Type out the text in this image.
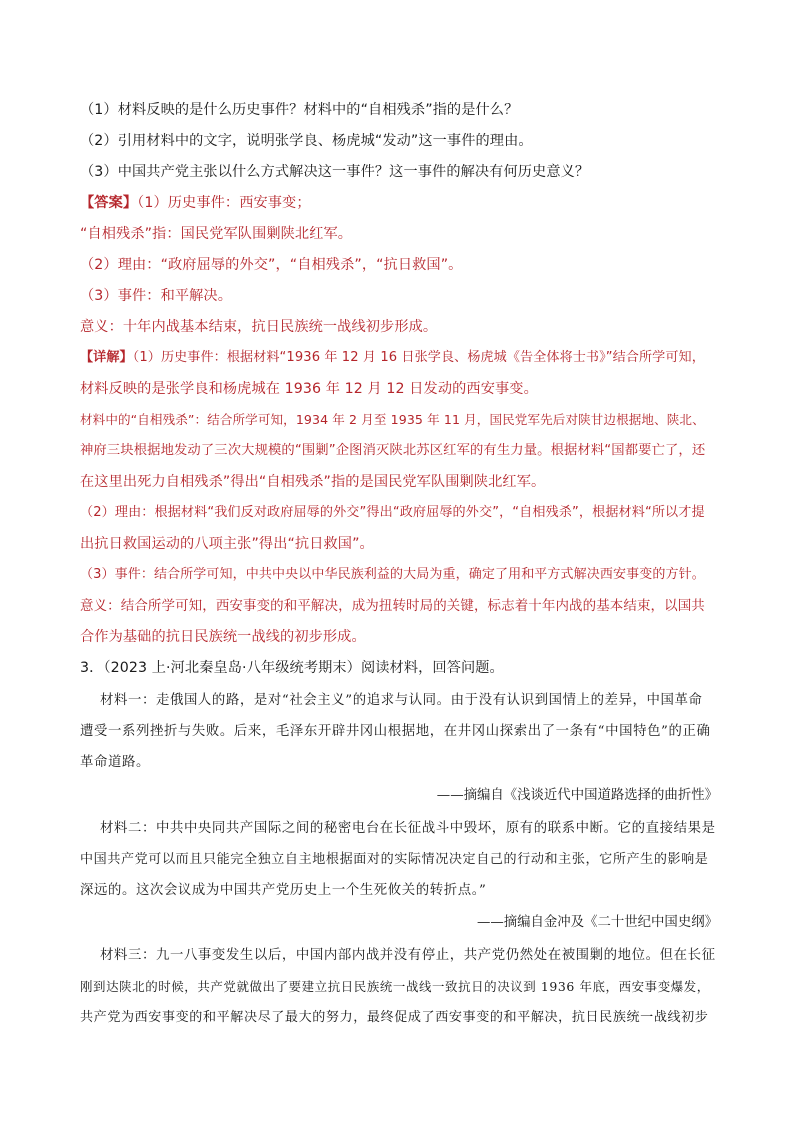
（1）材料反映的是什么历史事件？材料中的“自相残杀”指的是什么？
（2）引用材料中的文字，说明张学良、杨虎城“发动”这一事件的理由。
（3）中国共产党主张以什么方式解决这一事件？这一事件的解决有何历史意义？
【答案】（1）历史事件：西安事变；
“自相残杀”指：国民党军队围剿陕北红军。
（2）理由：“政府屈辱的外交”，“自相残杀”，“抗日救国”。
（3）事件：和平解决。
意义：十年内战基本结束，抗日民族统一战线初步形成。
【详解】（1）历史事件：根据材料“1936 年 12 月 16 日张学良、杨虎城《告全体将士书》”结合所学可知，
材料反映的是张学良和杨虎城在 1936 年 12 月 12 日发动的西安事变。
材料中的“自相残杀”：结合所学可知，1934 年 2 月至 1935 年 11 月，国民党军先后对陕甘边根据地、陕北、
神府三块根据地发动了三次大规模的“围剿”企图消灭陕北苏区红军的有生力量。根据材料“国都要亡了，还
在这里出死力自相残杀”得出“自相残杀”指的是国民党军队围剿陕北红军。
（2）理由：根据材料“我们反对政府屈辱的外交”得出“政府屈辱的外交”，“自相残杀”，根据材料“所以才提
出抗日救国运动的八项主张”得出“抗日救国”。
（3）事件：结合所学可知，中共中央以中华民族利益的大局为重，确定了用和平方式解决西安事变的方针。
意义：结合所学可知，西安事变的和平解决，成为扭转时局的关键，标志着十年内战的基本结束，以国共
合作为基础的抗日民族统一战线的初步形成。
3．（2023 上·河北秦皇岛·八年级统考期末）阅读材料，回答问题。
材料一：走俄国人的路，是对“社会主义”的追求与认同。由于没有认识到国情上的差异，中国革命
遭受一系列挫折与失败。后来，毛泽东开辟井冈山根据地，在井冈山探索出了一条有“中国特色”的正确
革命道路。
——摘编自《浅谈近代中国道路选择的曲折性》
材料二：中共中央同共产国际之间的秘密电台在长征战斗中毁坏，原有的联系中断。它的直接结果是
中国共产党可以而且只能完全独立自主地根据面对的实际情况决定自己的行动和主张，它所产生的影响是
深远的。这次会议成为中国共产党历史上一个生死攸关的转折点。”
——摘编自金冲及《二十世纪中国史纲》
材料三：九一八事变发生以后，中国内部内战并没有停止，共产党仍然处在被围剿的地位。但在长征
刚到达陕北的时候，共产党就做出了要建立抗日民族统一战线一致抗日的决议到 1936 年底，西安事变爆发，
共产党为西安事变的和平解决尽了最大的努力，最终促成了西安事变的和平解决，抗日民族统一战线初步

────

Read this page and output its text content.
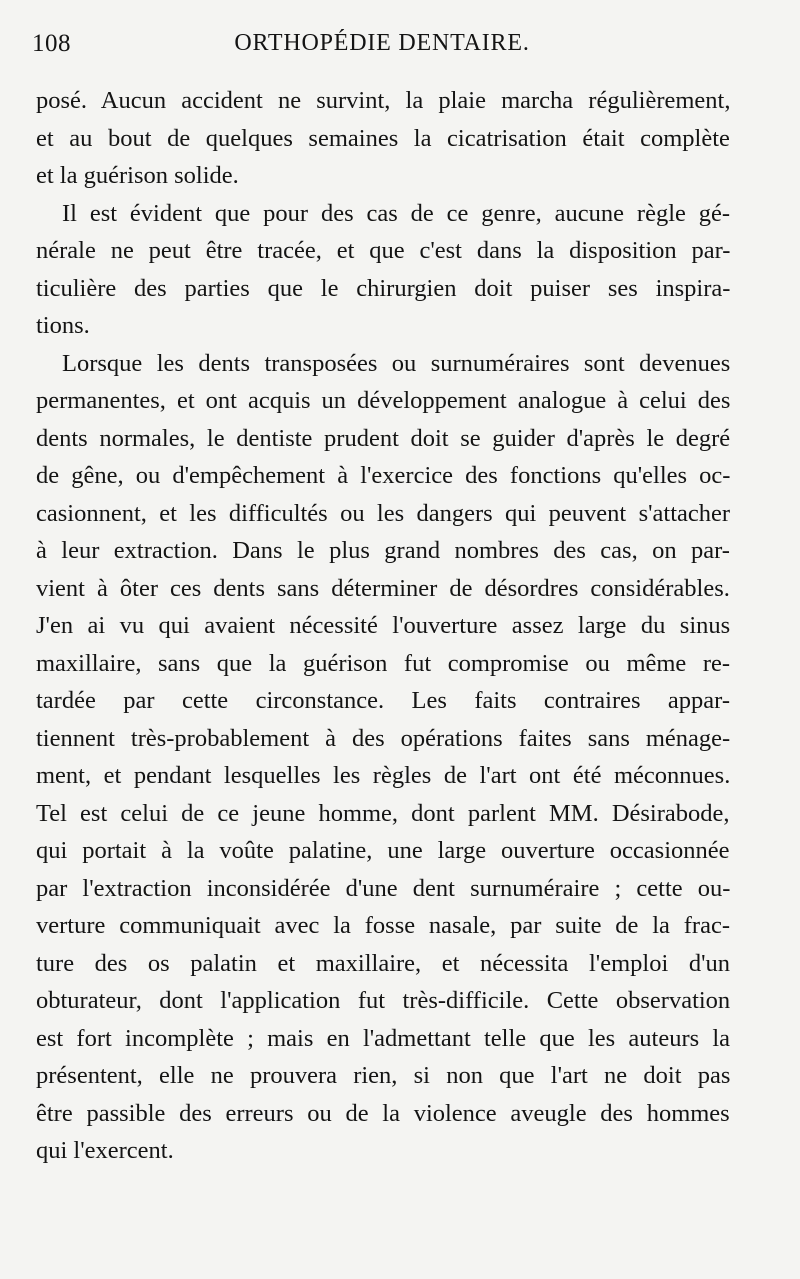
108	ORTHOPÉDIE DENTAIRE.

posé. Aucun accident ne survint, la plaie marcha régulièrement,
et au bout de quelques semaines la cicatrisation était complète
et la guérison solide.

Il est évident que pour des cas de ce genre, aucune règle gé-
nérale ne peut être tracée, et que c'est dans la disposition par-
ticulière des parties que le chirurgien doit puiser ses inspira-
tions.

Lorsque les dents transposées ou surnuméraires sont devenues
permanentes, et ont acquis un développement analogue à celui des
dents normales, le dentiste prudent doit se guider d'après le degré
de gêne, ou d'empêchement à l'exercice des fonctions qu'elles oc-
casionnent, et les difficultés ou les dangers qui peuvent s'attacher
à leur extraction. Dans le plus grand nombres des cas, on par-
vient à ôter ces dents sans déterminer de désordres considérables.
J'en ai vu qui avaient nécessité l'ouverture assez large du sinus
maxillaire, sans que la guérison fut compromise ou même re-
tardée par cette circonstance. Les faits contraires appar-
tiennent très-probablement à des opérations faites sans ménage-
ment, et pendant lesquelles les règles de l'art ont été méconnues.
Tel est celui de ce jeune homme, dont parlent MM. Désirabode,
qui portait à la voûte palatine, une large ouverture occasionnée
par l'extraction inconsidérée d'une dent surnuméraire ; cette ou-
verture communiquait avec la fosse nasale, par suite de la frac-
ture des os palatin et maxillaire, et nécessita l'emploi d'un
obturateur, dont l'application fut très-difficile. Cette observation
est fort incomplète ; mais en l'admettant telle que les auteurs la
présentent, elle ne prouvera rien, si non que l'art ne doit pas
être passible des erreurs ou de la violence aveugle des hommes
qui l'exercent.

────

WORK REQUIRED: Pull out all lines in the data above that include "doit".

TASK OUTPUT:
ticulière des parties que le chirurgien doit puiser ses inspira-
dents normales, le dentiste prudent doit se guider d'après le degré
présentent, elle ne prouvera rien, si non que l'art ne doit pas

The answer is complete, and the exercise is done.